## Start Information provided

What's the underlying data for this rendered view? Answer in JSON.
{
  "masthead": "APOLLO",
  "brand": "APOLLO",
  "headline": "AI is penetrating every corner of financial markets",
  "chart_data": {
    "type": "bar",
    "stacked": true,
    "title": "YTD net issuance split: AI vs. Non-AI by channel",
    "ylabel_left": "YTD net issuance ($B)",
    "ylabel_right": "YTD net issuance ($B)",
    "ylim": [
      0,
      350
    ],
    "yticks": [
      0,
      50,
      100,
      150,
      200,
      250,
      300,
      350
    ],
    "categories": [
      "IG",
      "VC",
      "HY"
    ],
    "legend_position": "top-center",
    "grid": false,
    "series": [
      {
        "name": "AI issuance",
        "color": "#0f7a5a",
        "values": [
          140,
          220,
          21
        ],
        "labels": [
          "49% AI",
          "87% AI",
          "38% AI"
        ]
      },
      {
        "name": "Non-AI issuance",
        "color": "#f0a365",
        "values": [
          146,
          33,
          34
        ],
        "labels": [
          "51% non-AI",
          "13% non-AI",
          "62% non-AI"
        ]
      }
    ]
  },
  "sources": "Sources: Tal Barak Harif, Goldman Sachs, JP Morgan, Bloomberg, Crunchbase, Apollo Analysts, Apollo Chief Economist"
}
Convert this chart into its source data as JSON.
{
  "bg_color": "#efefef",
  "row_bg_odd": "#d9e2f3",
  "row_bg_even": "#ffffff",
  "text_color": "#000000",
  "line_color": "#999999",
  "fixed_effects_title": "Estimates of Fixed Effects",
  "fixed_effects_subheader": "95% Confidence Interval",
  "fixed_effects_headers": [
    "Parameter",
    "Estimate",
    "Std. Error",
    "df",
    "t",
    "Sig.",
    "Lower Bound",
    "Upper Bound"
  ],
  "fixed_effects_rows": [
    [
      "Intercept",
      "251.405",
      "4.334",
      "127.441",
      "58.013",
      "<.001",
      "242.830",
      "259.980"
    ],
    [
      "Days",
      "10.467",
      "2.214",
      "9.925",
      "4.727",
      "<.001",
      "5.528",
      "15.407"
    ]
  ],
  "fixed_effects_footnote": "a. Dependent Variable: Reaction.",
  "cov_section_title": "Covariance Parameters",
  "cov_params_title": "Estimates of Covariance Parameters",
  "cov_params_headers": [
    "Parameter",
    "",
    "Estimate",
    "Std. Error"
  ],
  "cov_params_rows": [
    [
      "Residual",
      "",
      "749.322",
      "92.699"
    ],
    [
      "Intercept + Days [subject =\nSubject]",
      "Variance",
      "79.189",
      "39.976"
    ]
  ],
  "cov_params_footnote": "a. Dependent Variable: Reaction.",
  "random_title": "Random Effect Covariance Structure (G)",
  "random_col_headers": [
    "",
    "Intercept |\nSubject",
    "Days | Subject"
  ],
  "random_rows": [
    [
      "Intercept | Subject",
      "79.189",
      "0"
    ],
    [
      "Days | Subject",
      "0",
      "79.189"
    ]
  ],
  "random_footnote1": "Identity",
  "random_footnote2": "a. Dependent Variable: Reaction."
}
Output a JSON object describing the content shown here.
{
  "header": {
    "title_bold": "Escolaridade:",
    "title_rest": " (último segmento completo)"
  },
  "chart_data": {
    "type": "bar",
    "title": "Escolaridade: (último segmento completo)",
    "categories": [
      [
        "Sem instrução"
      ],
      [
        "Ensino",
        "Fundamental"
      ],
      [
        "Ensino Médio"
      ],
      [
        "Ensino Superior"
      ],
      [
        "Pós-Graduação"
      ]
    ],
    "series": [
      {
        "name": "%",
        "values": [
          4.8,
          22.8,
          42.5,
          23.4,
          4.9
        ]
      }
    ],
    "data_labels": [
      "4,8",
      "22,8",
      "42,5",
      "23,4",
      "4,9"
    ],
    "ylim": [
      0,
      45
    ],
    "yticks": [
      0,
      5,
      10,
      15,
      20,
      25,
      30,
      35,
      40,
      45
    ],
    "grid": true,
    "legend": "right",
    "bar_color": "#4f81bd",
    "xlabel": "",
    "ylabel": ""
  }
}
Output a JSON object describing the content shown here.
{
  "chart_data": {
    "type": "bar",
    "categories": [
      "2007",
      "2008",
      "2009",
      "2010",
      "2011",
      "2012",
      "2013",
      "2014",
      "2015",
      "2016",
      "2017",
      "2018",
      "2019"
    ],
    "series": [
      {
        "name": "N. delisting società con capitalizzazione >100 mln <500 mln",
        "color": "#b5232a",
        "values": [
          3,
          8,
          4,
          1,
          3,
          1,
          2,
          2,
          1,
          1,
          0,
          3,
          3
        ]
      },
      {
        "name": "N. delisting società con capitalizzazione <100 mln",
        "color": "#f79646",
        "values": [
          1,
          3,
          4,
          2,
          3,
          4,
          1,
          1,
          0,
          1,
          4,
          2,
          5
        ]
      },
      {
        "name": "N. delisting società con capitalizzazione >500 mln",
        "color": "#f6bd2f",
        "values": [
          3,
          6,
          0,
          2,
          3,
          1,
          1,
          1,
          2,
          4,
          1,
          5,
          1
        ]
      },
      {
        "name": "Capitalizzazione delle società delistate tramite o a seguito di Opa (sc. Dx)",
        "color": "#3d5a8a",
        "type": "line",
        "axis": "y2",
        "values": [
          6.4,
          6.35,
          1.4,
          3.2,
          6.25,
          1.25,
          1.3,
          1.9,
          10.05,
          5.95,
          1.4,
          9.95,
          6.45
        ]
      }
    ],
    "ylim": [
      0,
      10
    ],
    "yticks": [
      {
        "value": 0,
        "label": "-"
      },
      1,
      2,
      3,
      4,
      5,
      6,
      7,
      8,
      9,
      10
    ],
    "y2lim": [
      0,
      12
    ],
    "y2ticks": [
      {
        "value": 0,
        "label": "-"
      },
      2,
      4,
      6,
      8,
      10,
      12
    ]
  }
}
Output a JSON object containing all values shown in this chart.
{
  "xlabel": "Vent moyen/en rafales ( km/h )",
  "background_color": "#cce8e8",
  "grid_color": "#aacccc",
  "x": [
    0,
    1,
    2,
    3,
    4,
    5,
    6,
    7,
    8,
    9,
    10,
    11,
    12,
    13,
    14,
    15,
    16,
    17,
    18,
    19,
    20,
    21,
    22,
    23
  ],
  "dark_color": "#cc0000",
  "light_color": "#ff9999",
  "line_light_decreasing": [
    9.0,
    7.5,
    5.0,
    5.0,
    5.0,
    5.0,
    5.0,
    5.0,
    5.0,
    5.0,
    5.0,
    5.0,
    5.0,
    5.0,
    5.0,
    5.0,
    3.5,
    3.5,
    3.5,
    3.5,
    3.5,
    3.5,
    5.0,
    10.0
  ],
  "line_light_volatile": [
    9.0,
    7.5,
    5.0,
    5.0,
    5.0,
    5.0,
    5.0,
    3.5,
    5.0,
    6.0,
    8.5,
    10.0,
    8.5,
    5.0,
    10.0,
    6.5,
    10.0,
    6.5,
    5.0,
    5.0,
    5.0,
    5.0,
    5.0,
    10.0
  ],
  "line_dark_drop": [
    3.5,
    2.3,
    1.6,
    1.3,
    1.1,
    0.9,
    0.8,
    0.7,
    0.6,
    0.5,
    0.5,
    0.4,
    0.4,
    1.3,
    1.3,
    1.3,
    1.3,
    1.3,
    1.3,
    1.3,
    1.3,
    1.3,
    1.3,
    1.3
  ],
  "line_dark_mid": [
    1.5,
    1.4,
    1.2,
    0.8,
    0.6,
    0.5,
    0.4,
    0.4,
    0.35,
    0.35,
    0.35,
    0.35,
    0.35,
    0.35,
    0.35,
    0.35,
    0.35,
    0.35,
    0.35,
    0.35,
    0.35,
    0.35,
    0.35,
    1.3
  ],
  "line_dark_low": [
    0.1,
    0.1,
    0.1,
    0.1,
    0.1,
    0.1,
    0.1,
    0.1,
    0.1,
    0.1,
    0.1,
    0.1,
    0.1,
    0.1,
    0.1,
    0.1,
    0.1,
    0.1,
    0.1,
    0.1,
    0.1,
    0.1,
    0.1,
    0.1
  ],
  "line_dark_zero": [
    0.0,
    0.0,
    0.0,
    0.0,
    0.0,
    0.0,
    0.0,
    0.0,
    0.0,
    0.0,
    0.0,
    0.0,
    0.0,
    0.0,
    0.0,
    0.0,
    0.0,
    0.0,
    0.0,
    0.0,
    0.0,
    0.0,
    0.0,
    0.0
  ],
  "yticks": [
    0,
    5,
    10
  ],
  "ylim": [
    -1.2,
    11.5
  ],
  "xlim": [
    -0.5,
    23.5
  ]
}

## End Information provided

(Challenge): For each line of the listing that holds the word "xlabel", show that line.

(Exercise response):
    "xlabel": "",
  "xlabel": "Vent moyen/en rafales ( km/h )",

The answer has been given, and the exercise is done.